## The data

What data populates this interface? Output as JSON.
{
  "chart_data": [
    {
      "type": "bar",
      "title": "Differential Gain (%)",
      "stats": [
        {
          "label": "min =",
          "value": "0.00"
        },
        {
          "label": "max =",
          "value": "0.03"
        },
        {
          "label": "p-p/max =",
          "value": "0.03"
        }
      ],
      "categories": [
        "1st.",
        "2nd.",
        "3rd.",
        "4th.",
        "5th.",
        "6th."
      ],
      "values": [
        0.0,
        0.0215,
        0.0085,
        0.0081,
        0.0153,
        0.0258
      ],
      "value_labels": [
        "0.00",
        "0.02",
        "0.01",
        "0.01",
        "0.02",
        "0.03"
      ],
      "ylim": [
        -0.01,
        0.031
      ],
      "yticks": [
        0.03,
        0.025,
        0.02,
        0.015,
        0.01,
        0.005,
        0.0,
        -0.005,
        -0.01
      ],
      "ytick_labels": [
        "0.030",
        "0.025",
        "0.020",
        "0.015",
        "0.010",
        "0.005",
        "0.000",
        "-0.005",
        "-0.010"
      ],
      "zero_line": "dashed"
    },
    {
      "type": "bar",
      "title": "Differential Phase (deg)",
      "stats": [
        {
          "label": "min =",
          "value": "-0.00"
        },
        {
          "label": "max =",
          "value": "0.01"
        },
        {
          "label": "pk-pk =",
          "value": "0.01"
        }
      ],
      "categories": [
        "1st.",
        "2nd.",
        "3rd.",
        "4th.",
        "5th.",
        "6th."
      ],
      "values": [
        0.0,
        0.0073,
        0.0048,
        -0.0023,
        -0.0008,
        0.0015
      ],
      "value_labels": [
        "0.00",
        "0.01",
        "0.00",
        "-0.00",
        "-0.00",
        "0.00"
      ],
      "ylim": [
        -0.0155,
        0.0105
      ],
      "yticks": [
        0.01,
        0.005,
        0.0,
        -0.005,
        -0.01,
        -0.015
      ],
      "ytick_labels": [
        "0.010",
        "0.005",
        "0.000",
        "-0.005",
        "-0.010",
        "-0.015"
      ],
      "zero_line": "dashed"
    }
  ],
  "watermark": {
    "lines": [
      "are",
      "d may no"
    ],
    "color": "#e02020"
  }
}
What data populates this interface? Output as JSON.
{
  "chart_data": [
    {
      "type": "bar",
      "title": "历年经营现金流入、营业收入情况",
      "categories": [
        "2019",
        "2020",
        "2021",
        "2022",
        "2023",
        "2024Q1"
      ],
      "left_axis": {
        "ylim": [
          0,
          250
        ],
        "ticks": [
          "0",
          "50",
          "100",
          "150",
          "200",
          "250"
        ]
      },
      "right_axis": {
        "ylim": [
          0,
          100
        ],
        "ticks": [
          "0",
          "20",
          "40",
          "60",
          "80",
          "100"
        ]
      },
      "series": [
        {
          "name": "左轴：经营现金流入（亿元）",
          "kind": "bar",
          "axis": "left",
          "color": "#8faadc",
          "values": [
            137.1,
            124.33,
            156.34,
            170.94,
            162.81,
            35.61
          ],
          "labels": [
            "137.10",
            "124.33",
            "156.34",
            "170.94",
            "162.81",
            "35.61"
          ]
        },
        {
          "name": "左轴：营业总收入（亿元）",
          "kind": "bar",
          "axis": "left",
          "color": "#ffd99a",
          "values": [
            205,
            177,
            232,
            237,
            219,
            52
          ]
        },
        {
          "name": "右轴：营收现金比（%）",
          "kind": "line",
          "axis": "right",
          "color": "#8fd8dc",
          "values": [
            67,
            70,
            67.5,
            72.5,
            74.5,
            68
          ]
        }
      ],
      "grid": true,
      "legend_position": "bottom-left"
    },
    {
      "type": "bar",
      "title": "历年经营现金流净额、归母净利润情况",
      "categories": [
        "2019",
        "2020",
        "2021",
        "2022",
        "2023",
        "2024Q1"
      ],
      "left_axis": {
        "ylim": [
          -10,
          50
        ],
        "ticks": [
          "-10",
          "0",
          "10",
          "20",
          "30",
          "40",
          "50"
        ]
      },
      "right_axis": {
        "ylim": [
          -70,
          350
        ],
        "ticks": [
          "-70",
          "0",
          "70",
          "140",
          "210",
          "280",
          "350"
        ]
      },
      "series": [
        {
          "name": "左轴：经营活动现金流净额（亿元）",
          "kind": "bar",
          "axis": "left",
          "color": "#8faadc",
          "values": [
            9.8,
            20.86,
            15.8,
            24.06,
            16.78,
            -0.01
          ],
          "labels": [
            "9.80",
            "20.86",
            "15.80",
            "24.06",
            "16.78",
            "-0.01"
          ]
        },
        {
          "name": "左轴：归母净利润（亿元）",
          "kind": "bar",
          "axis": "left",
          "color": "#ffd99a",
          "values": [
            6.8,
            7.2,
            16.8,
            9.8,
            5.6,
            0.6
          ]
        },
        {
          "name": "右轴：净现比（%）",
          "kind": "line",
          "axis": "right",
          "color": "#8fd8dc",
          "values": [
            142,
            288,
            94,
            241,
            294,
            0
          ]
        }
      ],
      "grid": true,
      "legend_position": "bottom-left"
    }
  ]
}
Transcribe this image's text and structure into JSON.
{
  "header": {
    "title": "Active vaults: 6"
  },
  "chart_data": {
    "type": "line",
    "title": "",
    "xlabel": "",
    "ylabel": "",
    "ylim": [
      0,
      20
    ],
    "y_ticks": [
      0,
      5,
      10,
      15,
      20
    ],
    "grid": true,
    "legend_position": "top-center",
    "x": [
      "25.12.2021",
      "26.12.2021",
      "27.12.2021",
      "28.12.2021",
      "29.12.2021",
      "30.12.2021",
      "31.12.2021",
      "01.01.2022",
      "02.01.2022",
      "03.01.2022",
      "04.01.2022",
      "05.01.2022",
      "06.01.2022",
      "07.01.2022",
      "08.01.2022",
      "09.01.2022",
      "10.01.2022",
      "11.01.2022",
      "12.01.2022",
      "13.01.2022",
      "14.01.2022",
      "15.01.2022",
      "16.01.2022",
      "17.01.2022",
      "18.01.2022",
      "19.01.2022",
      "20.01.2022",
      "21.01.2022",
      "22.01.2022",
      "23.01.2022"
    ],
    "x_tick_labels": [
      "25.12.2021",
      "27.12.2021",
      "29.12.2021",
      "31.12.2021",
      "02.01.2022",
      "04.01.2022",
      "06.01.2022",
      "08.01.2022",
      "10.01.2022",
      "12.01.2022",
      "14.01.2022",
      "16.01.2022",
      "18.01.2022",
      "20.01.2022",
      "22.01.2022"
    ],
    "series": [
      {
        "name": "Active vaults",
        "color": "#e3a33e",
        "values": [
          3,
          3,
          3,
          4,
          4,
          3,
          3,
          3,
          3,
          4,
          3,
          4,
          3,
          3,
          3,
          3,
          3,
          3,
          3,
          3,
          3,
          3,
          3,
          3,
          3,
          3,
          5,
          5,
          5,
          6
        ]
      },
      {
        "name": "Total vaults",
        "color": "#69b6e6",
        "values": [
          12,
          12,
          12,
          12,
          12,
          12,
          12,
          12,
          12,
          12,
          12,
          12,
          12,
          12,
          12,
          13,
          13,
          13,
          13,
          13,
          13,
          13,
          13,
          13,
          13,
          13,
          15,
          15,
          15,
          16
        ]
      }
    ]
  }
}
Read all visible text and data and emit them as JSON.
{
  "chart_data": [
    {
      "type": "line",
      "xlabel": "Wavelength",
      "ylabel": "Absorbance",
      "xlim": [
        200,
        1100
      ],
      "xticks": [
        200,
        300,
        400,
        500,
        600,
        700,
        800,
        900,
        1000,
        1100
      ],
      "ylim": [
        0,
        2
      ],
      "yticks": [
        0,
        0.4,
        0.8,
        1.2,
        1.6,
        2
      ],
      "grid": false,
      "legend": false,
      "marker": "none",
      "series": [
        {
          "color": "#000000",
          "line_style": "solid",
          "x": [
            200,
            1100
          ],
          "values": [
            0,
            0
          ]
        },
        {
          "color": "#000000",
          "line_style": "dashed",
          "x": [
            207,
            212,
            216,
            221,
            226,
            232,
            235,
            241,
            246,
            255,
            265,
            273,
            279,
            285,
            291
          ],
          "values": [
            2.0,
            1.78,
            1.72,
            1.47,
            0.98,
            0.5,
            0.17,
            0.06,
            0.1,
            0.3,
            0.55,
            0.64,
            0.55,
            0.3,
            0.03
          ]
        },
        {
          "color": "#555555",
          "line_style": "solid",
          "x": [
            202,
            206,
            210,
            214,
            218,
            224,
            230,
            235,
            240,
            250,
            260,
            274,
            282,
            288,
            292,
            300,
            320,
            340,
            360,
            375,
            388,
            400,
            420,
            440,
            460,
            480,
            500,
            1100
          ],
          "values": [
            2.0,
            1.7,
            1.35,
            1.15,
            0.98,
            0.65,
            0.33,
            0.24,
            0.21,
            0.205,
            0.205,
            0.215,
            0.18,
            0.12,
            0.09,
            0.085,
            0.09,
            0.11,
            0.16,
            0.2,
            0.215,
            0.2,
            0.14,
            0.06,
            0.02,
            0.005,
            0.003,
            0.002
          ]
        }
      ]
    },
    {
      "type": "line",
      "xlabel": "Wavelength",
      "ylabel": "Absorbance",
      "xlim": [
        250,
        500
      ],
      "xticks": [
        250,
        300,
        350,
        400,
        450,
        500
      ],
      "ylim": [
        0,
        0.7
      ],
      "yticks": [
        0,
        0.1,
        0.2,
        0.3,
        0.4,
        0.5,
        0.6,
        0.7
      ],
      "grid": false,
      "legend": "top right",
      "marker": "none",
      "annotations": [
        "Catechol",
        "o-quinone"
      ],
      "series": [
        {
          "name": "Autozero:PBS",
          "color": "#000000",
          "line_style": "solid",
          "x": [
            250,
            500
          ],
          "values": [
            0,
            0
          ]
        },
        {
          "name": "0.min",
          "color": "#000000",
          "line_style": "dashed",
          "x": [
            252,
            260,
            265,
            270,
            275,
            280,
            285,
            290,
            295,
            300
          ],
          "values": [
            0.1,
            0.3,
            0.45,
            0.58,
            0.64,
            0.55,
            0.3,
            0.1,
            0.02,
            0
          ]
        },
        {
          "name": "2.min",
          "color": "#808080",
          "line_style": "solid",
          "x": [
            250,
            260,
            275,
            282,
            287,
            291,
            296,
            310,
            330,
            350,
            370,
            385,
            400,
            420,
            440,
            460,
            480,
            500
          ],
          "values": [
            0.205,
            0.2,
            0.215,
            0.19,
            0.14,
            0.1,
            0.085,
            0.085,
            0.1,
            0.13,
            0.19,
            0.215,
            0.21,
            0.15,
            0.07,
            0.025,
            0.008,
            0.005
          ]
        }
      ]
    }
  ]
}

## What to work on
Collect each line above holding the string "vaults".

## Correct result
    "title": "Active vaults: 6"
        "name": "Active vaults",
        "name": "Total vaults",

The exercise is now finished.